====== EXERCISE DATA ======

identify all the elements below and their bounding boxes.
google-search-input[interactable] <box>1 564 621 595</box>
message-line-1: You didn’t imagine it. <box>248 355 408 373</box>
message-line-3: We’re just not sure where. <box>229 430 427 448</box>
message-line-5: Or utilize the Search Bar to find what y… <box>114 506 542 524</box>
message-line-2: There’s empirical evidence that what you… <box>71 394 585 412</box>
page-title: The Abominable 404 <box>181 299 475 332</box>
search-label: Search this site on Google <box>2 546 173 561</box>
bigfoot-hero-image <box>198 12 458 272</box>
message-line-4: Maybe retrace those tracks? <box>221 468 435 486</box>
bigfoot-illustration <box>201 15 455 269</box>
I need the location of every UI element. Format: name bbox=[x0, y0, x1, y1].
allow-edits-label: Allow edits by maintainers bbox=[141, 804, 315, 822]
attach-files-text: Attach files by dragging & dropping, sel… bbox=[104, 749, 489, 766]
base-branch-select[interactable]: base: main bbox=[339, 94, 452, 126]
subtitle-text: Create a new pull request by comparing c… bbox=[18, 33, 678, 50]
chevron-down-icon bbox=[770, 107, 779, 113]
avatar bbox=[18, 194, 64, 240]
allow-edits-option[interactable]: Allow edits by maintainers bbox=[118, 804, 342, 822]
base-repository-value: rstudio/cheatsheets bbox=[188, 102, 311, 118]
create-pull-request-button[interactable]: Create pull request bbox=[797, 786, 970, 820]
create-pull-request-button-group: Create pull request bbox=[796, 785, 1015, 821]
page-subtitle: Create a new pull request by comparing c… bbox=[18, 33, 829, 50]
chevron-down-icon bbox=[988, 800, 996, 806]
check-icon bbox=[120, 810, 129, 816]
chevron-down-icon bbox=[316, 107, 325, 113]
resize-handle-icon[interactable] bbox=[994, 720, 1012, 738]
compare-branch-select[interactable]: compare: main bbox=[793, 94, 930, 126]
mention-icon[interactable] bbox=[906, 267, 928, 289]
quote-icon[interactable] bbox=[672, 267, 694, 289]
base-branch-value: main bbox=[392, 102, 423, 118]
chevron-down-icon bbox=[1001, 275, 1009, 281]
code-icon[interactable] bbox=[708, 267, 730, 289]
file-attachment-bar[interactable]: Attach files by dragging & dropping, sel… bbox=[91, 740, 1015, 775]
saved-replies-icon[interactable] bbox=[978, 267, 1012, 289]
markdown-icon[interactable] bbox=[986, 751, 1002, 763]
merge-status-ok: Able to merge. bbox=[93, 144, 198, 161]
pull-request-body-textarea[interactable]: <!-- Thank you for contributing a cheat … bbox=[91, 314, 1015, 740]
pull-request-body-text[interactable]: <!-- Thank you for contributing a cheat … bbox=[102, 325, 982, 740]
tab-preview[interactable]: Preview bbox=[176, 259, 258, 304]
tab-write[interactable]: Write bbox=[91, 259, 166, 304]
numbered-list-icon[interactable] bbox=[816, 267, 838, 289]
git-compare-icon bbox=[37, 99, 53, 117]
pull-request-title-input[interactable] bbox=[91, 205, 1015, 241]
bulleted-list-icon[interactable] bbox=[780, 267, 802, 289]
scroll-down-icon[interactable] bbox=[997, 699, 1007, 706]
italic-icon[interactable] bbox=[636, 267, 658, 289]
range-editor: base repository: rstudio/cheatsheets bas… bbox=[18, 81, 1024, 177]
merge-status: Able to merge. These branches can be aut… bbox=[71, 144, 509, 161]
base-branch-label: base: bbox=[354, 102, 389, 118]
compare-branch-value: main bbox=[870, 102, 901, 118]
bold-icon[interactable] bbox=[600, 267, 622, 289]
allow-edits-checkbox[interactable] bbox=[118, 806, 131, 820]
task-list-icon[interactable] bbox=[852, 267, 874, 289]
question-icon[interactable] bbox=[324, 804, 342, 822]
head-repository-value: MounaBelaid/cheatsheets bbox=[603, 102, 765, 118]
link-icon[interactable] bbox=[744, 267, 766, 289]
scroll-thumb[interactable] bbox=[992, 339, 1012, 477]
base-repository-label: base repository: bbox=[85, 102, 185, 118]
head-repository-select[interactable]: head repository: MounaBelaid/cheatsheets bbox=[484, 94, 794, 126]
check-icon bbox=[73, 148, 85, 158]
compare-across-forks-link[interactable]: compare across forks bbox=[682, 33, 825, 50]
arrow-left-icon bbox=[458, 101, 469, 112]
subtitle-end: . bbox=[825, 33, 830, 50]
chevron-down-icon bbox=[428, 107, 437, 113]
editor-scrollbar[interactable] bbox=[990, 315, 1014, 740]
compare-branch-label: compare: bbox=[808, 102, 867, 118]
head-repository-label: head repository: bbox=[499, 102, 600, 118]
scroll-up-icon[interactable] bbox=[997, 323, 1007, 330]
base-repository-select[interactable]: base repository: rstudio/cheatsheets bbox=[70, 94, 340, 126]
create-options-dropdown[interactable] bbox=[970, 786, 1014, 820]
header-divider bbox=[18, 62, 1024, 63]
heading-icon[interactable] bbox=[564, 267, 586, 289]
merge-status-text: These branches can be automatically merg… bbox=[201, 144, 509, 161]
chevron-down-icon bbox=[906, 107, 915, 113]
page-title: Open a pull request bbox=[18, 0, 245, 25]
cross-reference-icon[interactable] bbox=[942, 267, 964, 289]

======

Recast the rows as a Markdown table with the columns No. and Line, starting at the first row and ending at the row containing "message-line-2: There’s empirical", with both ends included. Give each row its number, and leave out any blank lines.

TASK SOLUTION
| No. | Line |
|---|---|
| 1 | identify all the elements below and their bounding boxes. |
| 2 | google-search-input[interactable] <box>1 564 621 595</box> |
| 3 | message-line-1: You didn’t imagine it. <box>248 355 408 373</box> |
| 4 | message-line-3: We’re just not sure where. <box>229 430 427 448</box> |
| 5 | message-line-5: Or utilize the Search Bar to find what y… <box>114 506 542 524</box> |
| 6 | message-line-2: There’s empirical evidence that what you… <box>71 394 585 412</box> |